What needs to be done: Locate the lines that hold the string "biases". Copy every such line.

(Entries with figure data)
::::::::

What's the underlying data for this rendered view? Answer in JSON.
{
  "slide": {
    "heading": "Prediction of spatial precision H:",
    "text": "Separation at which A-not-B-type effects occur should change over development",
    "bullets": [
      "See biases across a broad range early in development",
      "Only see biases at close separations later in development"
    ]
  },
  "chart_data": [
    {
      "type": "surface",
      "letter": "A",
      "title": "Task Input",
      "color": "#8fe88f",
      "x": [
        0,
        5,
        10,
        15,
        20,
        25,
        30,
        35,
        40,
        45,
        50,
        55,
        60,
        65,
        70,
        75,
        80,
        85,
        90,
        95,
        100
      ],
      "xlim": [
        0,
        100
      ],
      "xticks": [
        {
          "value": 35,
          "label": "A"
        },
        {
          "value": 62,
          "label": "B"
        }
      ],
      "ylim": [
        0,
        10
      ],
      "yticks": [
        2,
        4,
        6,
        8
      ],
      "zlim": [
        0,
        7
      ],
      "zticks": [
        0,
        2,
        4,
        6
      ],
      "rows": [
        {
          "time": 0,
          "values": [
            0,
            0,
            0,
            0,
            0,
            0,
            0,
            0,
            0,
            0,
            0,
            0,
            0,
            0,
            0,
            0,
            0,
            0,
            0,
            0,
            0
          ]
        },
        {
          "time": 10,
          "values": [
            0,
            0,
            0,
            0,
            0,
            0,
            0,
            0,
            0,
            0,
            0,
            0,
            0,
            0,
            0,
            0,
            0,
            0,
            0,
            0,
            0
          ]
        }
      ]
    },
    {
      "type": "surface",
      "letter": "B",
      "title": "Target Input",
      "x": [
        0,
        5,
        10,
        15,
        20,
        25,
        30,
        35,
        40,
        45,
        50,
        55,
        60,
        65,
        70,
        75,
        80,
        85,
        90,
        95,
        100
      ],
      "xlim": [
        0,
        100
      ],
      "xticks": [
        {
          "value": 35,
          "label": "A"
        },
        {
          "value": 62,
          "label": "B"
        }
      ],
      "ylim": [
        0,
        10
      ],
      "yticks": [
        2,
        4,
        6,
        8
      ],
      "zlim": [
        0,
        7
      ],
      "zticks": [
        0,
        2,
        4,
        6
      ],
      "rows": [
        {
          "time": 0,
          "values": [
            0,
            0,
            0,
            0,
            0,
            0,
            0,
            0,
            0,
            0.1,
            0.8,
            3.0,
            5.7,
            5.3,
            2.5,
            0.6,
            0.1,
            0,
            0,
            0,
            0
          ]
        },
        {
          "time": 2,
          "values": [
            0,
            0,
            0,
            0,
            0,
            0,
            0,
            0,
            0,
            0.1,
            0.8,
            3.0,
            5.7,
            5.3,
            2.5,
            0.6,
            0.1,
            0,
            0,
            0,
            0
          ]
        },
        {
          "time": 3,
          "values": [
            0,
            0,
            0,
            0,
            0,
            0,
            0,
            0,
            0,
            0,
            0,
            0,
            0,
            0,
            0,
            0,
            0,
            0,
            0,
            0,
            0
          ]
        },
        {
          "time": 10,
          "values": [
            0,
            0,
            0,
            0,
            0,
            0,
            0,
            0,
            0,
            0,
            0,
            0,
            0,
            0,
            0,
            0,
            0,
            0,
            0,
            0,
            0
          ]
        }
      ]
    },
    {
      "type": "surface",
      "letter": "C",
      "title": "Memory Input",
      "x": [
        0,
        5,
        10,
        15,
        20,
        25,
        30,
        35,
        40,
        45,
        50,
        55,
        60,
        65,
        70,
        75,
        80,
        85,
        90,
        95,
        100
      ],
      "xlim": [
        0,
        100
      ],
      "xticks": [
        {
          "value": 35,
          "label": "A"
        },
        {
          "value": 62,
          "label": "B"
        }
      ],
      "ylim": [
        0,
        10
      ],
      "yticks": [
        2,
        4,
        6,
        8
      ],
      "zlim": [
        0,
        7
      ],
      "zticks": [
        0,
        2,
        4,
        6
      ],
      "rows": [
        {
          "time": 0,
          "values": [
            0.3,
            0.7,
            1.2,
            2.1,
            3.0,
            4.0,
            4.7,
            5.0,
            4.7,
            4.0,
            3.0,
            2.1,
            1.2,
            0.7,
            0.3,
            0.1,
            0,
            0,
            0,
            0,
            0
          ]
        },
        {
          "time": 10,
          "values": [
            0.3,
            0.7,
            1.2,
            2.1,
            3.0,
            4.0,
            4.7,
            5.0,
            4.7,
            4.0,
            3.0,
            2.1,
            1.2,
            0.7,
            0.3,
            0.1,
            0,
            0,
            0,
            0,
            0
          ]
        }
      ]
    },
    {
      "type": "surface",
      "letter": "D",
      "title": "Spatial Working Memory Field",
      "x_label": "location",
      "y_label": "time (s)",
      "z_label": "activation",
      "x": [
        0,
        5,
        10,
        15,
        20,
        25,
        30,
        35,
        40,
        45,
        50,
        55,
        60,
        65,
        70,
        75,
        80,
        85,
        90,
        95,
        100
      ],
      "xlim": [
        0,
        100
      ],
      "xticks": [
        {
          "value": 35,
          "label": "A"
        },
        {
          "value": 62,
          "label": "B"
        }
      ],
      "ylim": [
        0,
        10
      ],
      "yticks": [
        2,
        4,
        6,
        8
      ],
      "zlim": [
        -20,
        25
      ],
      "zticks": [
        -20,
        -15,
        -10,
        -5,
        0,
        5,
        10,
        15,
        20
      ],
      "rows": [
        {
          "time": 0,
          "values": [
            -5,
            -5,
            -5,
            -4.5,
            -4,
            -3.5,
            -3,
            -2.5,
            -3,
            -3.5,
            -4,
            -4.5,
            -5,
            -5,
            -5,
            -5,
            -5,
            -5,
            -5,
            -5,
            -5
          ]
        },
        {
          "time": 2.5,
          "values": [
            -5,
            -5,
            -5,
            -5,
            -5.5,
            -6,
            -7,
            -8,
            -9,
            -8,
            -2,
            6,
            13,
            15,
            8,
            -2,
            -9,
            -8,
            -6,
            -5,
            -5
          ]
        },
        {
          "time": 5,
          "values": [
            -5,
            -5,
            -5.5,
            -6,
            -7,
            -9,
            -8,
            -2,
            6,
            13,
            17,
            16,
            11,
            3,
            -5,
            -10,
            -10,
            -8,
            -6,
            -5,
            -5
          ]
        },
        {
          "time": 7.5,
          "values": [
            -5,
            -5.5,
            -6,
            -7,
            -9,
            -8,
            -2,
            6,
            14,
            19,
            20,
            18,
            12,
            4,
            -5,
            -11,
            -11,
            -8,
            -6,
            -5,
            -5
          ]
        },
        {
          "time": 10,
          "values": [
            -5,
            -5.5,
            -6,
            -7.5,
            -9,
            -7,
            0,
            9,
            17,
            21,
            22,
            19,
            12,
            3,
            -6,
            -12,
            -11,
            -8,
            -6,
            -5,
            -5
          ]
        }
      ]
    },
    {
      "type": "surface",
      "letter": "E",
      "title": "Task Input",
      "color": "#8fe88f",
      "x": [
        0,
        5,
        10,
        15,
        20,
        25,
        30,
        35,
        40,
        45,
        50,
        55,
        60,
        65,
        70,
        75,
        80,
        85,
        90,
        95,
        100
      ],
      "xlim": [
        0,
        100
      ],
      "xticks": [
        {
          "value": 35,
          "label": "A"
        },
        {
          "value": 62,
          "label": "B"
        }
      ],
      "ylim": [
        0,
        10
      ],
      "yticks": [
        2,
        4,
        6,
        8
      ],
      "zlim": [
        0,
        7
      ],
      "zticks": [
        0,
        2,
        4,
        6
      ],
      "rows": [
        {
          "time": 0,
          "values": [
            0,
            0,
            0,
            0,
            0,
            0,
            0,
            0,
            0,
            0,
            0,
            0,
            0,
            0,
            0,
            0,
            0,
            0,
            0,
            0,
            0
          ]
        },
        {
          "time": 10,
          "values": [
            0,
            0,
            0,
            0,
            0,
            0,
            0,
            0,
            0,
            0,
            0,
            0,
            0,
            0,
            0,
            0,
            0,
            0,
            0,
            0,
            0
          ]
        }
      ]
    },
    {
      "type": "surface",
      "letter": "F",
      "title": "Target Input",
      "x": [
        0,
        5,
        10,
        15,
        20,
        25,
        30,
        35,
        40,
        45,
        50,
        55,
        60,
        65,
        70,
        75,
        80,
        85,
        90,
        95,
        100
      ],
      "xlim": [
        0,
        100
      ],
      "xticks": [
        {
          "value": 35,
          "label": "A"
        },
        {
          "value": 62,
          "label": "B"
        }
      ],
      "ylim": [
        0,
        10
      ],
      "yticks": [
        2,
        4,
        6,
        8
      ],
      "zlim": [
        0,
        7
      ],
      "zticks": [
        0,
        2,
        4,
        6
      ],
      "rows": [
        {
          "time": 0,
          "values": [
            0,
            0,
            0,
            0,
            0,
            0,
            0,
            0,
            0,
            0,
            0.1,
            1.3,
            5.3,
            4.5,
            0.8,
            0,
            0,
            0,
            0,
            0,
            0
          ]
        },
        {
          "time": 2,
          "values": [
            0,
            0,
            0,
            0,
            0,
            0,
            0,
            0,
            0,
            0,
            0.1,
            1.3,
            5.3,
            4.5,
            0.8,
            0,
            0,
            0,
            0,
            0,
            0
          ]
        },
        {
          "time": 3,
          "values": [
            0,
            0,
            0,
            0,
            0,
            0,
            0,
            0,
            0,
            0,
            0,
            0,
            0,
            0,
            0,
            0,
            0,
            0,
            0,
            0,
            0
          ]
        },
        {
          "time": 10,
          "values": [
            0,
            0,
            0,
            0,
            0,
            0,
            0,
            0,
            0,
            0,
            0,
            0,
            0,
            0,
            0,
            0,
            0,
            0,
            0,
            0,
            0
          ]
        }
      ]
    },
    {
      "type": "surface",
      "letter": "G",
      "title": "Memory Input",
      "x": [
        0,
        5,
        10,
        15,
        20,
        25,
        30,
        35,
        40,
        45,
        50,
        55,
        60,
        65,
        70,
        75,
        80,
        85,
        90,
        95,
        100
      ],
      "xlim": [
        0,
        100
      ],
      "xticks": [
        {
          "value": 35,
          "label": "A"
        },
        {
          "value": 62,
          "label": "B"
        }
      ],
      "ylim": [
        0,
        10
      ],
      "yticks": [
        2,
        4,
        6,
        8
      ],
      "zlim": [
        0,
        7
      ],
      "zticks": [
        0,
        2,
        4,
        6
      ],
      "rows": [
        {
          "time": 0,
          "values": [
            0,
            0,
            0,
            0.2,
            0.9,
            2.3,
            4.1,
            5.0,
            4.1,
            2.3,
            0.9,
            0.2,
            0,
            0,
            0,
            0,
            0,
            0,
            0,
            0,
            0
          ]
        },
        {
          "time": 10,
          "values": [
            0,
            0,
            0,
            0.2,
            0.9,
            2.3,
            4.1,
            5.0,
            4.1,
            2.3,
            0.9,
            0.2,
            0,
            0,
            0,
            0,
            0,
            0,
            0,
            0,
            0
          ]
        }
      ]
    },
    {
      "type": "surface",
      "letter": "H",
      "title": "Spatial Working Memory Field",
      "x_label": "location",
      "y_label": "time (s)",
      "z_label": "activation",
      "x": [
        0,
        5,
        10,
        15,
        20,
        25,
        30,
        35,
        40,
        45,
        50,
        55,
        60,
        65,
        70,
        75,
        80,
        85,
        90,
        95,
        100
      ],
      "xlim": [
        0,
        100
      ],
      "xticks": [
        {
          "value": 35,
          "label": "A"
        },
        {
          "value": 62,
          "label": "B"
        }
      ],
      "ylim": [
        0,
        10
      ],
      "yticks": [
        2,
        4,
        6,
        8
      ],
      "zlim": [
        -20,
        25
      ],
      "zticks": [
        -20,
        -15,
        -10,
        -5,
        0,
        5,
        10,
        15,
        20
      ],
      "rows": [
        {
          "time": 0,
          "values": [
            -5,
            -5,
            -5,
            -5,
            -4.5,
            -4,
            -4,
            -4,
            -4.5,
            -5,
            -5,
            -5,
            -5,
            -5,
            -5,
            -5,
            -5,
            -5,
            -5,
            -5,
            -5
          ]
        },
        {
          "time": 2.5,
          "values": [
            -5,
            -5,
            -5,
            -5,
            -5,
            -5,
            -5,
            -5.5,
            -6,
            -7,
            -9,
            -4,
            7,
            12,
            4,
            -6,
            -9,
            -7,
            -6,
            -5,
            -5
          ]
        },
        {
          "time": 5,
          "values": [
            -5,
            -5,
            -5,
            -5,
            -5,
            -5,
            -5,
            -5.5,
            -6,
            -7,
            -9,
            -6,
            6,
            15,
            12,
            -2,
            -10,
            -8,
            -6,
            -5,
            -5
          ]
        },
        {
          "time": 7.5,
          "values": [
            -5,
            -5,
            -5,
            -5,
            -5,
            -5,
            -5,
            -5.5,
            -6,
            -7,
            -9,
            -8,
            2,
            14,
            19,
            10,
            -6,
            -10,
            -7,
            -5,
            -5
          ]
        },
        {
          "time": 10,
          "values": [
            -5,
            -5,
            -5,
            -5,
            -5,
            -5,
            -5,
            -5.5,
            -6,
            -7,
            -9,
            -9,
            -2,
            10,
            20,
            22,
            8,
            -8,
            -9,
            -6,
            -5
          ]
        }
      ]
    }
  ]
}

::::::::

Completed exercise:
      "See biases across a broad range early in development",
      "Only see biases at close separations later in development"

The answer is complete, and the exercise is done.